■ What you are asked to do
Determine which lines of the records include the word "that", and copy them.

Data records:

#####

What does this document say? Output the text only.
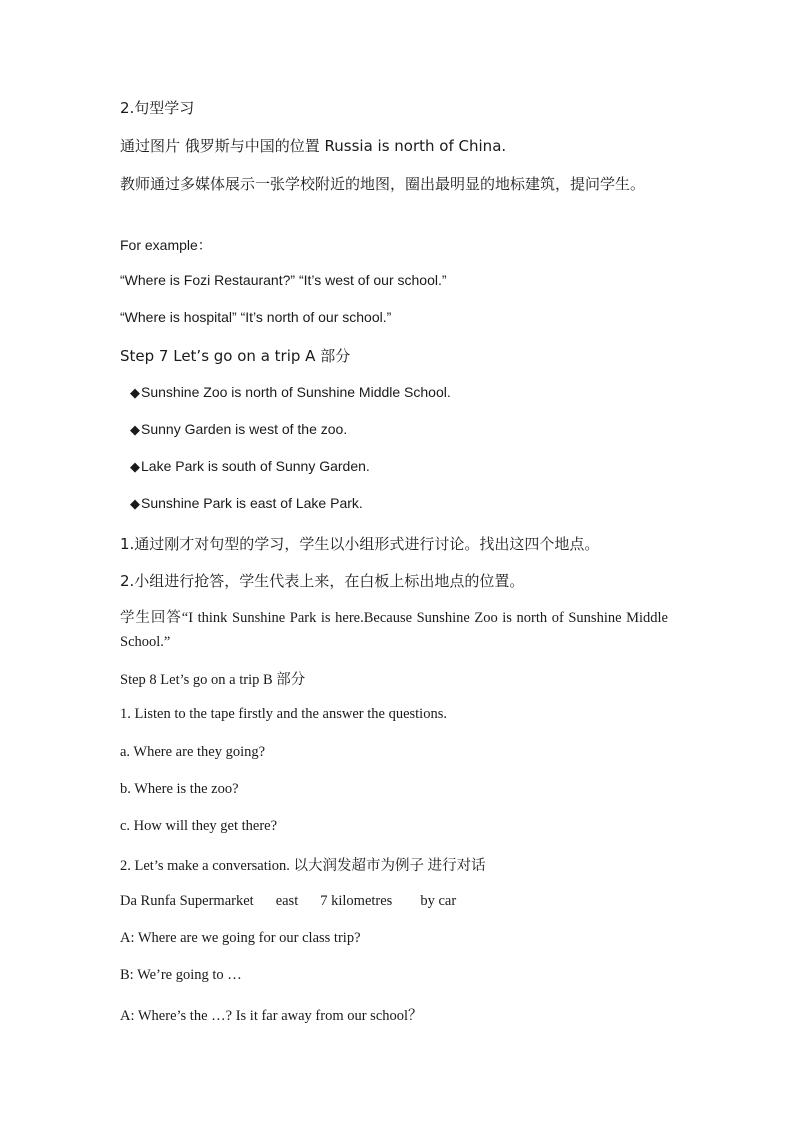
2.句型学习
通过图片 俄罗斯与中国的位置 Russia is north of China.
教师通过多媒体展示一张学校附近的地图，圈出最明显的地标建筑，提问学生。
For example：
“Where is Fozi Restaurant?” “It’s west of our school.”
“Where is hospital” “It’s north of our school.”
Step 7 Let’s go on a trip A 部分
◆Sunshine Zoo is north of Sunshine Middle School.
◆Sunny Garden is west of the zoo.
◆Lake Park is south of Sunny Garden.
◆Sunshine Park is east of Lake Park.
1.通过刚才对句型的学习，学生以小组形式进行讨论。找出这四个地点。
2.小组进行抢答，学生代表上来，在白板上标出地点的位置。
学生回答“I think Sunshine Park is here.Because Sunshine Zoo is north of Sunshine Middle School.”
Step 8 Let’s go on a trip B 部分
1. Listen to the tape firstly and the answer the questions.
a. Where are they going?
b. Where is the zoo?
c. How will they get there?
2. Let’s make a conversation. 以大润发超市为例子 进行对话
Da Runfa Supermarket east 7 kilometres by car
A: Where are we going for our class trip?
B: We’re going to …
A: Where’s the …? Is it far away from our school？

#####

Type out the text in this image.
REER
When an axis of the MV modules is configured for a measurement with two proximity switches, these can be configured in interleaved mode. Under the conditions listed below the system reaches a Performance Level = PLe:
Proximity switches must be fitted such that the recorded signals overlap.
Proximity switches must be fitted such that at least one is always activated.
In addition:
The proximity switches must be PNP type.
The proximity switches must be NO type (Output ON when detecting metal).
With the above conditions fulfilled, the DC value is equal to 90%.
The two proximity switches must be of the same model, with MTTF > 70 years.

#####

■ Answer to the exercise
Proximity switches must be fitted such that the recorded signals overlap.
Proximity switches must be fitted such that at least one is always activated.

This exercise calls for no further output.